**INSTRUCTIONS TO FOLLOW**
Go through the entries below and collect each line with the string "economici" in it.

**DATA PROVIDED**
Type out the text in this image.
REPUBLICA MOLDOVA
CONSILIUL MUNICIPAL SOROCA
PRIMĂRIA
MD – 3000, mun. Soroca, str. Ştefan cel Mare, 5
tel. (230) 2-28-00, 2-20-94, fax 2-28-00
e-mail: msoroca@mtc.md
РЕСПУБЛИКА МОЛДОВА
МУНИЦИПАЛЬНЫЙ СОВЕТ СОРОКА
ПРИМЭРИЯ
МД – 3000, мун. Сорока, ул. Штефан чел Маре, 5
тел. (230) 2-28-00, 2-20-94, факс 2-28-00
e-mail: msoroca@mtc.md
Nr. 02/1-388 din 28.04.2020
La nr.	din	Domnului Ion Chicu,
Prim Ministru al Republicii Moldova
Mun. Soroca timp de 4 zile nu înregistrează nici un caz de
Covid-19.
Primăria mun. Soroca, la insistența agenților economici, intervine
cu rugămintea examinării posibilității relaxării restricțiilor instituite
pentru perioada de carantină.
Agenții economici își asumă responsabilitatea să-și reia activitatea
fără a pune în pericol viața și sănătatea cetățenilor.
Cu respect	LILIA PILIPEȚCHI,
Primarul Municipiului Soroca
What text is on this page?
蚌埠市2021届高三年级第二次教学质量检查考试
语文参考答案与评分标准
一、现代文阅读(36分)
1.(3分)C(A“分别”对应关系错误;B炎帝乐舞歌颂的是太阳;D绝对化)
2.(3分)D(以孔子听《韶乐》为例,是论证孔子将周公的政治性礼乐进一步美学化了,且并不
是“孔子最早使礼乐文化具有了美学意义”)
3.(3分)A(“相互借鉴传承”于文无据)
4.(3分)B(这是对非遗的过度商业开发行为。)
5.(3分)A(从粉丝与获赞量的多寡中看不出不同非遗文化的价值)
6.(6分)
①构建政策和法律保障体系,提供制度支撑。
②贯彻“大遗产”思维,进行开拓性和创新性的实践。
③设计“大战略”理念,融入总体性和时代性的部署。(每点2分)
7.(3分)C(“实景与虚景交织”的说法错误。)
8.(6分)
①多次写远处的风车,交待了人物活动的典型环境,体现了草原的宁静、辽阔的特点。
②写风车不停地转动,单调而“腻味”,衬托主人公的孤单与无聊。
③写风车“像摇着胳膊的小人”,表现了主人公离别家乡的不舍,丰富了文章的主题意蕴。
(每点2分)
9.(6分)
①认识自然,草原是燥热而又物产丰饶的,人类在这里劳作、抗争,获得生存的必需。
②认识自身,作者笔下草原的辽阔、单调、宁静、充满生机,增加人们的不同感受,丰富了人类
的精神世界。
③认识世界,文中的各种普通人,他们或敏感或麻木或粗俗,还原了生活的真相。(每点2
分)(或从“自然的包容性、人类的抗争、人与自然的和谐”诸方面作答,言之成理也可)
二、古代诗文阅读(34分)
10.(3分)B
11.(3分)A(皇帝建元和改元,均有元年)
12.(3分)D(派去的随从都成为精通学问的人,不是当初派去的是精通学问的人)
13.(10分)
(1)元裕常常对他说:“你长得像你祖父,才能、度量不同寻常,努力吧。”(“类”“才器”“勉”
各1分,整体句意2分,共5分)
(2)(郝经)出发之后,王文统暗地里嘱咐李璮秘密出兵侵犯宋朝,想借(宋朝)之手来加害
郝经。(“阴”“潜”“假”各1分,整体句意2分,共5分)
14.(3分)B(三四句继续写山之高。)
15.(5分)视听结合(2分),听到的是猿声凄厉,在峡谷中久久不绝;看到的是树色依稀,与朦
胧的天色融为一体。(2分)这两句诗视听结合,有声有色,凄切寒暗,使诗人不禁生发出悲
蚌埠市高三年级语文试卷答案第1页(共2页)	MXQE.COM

**TASK RESULT**
Primăria mun. Soroca, la insistența agenților economici, intervine
Agenții economici își asumă responsabilitatea să-și reia activitatea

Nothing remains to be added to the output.